### Entries shown
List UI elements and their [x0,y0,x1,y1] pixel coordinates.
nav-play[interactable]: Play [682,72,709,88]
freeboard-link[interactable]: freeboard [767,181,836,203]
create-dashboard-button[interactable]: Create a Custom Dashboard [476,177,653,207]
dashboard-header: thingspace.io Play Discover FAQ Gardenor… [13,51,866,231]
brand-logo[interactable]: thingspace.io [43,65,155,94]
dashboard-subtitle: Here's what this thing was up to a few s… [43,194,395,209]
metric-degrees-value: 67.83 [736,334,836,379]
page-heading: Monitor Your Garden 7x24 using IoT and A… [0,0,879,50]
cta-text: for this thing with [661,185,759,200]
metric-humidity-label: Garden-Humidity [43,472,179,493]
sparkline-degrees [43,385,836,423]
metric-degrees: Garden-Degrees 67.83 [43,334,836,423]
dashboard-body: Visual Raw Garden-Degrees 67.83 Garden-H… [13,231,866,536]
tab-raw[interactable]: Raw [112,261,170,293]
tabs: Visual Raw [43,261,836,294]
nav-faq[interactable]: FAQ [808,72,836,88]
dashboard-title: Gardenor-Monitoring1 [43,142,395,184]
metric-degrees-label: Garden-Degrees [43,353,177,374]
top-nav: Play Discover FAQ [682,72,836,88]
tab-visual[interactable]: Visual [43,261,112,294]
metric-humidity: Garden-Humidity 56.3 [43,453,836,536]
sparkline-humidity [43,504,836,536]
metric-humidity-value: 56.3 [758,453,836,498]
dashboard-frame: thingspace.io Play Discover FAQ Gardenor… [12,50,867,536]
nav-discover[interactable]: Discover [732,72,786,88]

### Stated exercise
Transcribe all of the records above line for line, with no changes to any character.

### Task response
List UI elements and their [x0,y0,x1,y1] pixel coordinates.
nav-play[interactable]: Play [682,72,709,88]
freeboard-link[interactable]: freeboard [767,181,836,203]
create-dashboard-button[interactable]: Create a Custom Dashboard [476,177,653,207]
dashboard-header: thingspace.io Play Discover FAQ Gardenor… [13,51,866,231]
brand-logo[interactable]: thingspace.io [43,65,155,94]
dashboard-subtitle: Here's what this thing was up to a few s… [43,194,395,209]
metric-degrees-value: 67.83 [736,334,836,379]
page-heading: Monitor Your Garden 7x24 using IoT and A… [0,0,879,50]
cta-text: for this thing with [661,185,759,200]
metric-humidity-label: Garden-Humidity [43,472,179,493]
sparkline-degrees [43,385,836,423]
metric-degrees: Garden-Degrees 67.83 [43,334,836,423]
dashboard-body: Visual Raw Garden-Degrees 67.83 Garden-H… [13,231,866,536]
tab-raw[interactable]: Raw [112,261,170,293]
tabs: Visual Raw [43,261,836,294]
nav-faq[interactable]: FAQ [808,72,836,88]
dashboard-title: Gardenor-Monitoring1 [43,142,395,184]
metric-degrees-label: Garden-Degrees [43,353,177,374]
top-nav: Play Discover FAQ [682,72,836,88]
tab-visual[interactable]: Visual [43,261,112,294]
metric-humidity: Garden-Humidity 56.3 [43,453,836,536]
sparkline-humidity [43,504,836,536]
metric-humidity-value: 56.3 [758,453,836,498]
dashboard-frame: thingspace.io Play Discover FAQ Gardenor… [12,50,867,536]
nav-discover[interactable]: Discover [732,72,786,88]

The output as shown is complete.